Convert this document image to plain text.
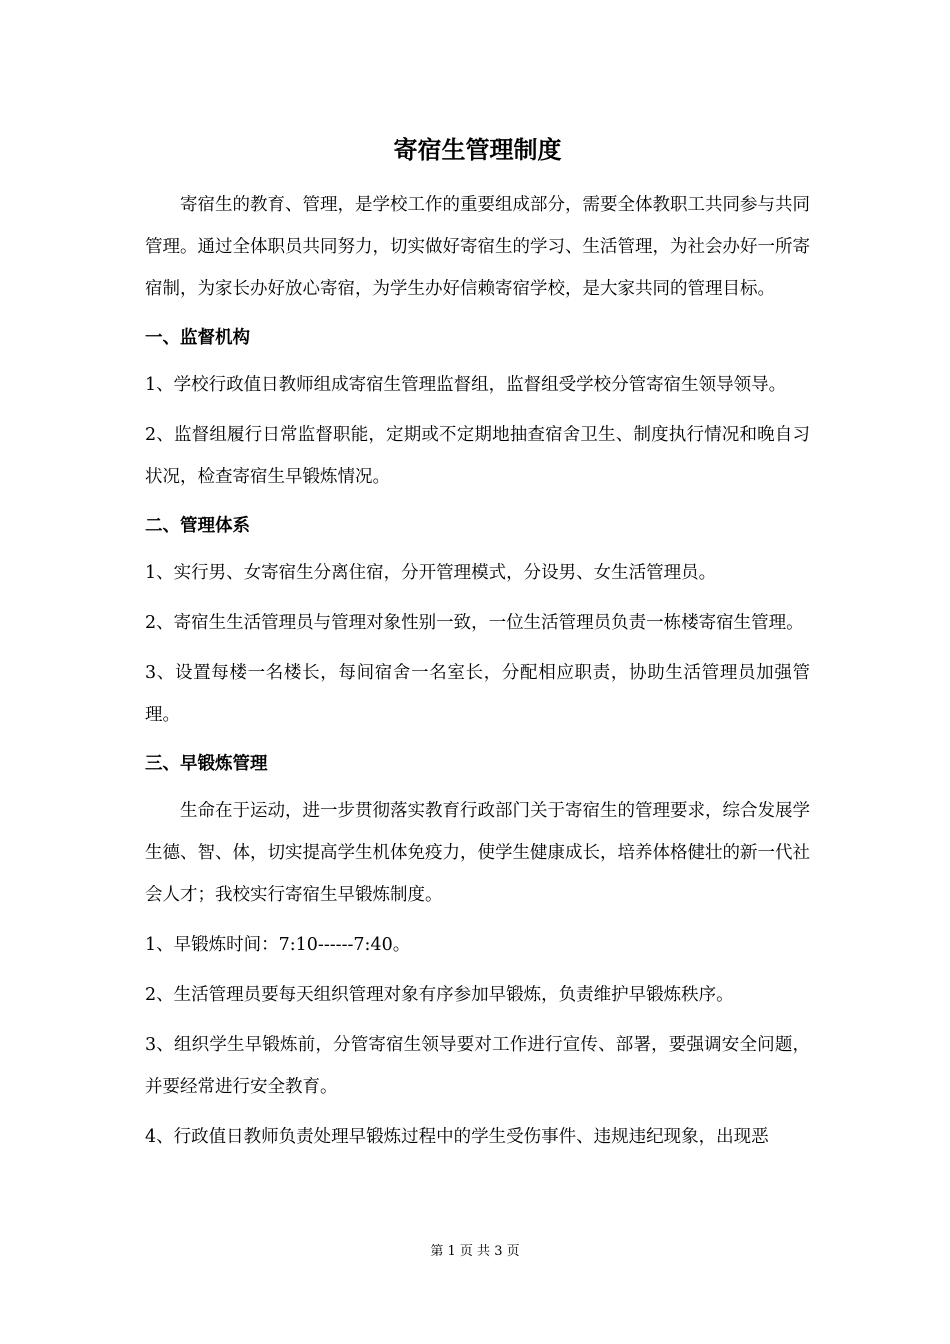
寄宿生管理制度

寄宿生的教育、管理，是学校工作的重要组成部分，需要全体教职工共同参与共同管理。通过全体职员共同努力，切实做好寄宿生的学习、生活管理，为社会办好一所寄宿制，为家长办好放心寄宿，为学生办好信赖寄宿学校，是大家共同的管理目标。

一、监督机构

1、学校行政值日教师组成寄宿生管理监督组，监督组受学校分管寄宿生领导领导。

2、监督组履行日常监督职能，定期或不定期地抽查宿舍卫生、制度执行情况和晚自习状况，检查寄宿生早锻炼情况。

二、管理体系

1、实行男、女寄宿生分离住宿，分开管理模式，分设男、女生活管理员。

2、寄宿生生活管理员与管理对象性别一致，一位生活管理员负责一栋楼寄宿生管理。

3、设置每楼一名楼长，每间宿舍一名室长，分配相应职责，协助生活管理员加强管理。

三、早锻炼管理

生命在于运动，进一步贯彻落实教育行政部门关于寄宿生的管理要求，综合发展学生德、智、体，切实提高学生机体免疫力，使学生健康成长，培养体格健壮的新一代社会人才；我校实行寄宿生早锻炼制度。

1、早锻炼时间：7:10------7:40。

2、生活管理员要每天组织管理对象有序参加早锻炼，负责维护早锻炼秩序。

3、组织学生早锻炼前，分管寄宿生领导要对工作进行宣传、部署，要强调安全问题，并要经常进行安全教育。

4、行政值日教师负责处理早锻炼过程中的学生受伤事件、违规违纪现象，出现恶

第 1 页 共 3 页
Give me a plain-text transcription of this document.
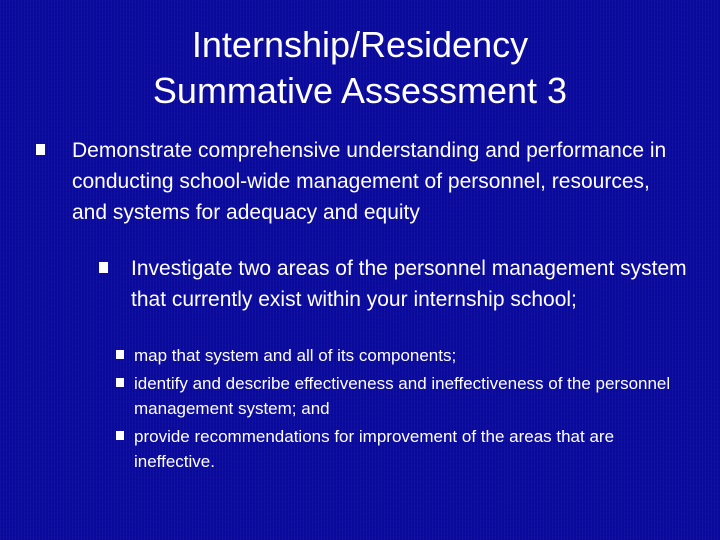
Internship/Residency
Summative Assessment 3
Demonstrate comprehensive understanding and performance in conducting school-wide management of personnel, resources, and systems for adequacy and equity
Investigate two areas of the personnel management system that currently exist within your internship school;
map that system and all of its components;
identify and describe effectiveness and ineffectiveness of the personnel management system; and
provide recommendations for improvement of the areas that are ineffective.
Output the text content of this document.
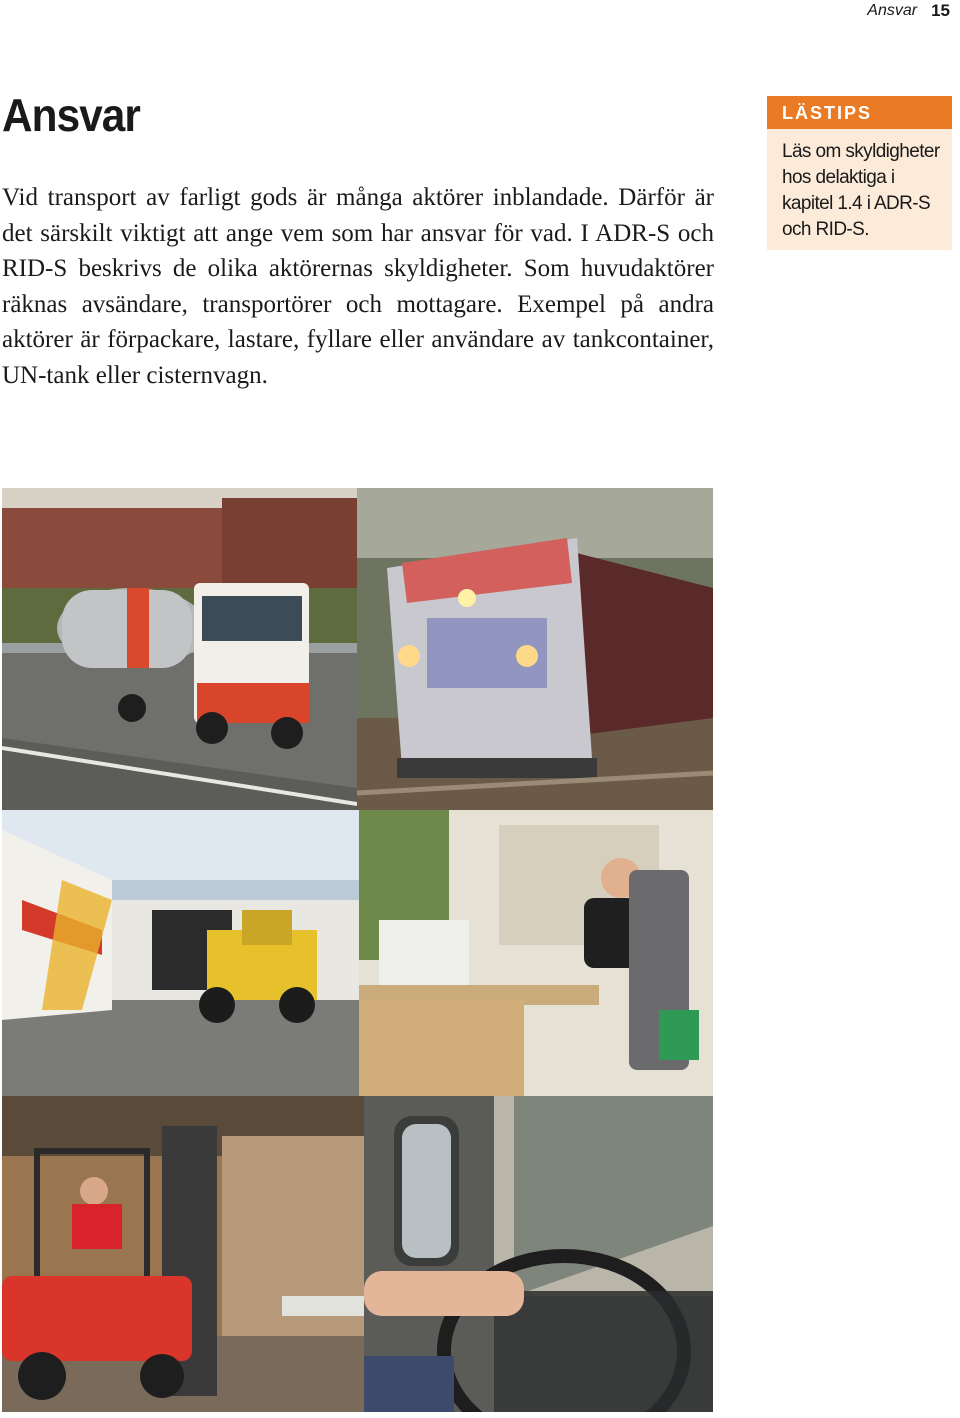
Ansvar 15
Ansvar

Vid transport av farligt gods är många aktörer inblandade. Därför är det särskilt viktigt att ange vem som har ansvar för vad. I ADR-S och RID-S beskrivs de olika aktörernas skyldigheter. Som huvudaktörer räknas avsändare, transportörer och mottagare. Exempel på andra aktörer är förpackare, lastare, fyllare eller användare av tankcontainer, UN-tank eller cisternvagn.

LÄSTIPS
Läs om skyldigheter hos delaktiga i kapitel 1.4 i ADR-S och RID-S.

*DIRECTIVE*
Restate each of the entries above word for word and skip every image.

*THE RESPONSE*
Convert this document image to plain text.
寄宿生管理制度

寄宿生的教育、管理，是学校工作的重要组成部分，需要全体教职工共同参与共同管理。通过全体职员共同努力，切实做好寄宿生的学习、生活管理，为社会办好一所寄宿制，为家长办好放心寄宿，为学生办好信赖寄宿学校，是大家共同的管理目标。

一、监督机构

1、学校行政值日教师组成寄宿生管理监督组，监督组受学校分管寄宿生领导领导。

2、监督组履行日常监督职能，定期或不定期地抽查宿舍卫生、制度执行情况和晚自习状况，检查寄宿生早锻炼情况。

二、管理体系

1、实行男、女寄宿生分离住宿，分开管理模式，分设男、女生活管理员。

2、寄宿生生活管理员与管理对象性别一致，一位生活管理员负责一栋楼寄宿生管理。

3、设置每楼一名楼长，每间宿舍一名室长，分配相应职责，协助生活管理员加强管理。

三、早锻炼管理

生命在于运动，进一步贯彻落实教育行政部门关于寄宿生的管理要求，综合发展学生德、智、体，切实提高学生机体免疫力，使学生健康成长，培养体格健壮的新一代社会人才；我校实行寄宿生早锻炼制度。

1、早锻炼时间：7:10------7:40。

2、生活管理员要每天组织管理对象有序参加早锻炼，负责维护早锻炼秩序。

3、组织学生早锻炼前，分管寄宿生领导要对工作进行宣传、部署，要强调安全问题，并要经常进行安全教育。

4、行政值日教师负责处理早锻炼过程中的学生受伤事件、违规违纪现象，出现恶

第 1 页 共 3 页
Give me a plain-text transcription of this document.
Internship/Residency
Summative Assessment 3
Demonstrate comprehensive understanding and performance in conducting school-wide management of personnel, resources, and systems for adequacy and equity
Investigate two areas of the personnel management system that currently exist within your internship school;
map that system and all of its components;
identify and describe effectiveness and ineffectiveness of the personnel management system; and
provide recommendations for improvement of the areas that are ineffective.
Output the text content of this document.
Ansvar 15
Ansvar

Vid transport av farligt gods är många aktörer inblandade. Därför är det särskilt viktigt att ange vem som har ansvar för vad. I ADR-S och RID-S beskrivs de olika aktörernas skyldigheter. Som huvudaktörer räknas avsändare, transportörer och mottagare. Exempel på andra aktörer är förpackare, lastare, fyllare eller användare av tankcontainer, UN-tank eller cisternvagn.

LÄSTIPS
Läs om skyldigheter hos delaktiga i kapitel 1.4 i ADR-S och RID-S.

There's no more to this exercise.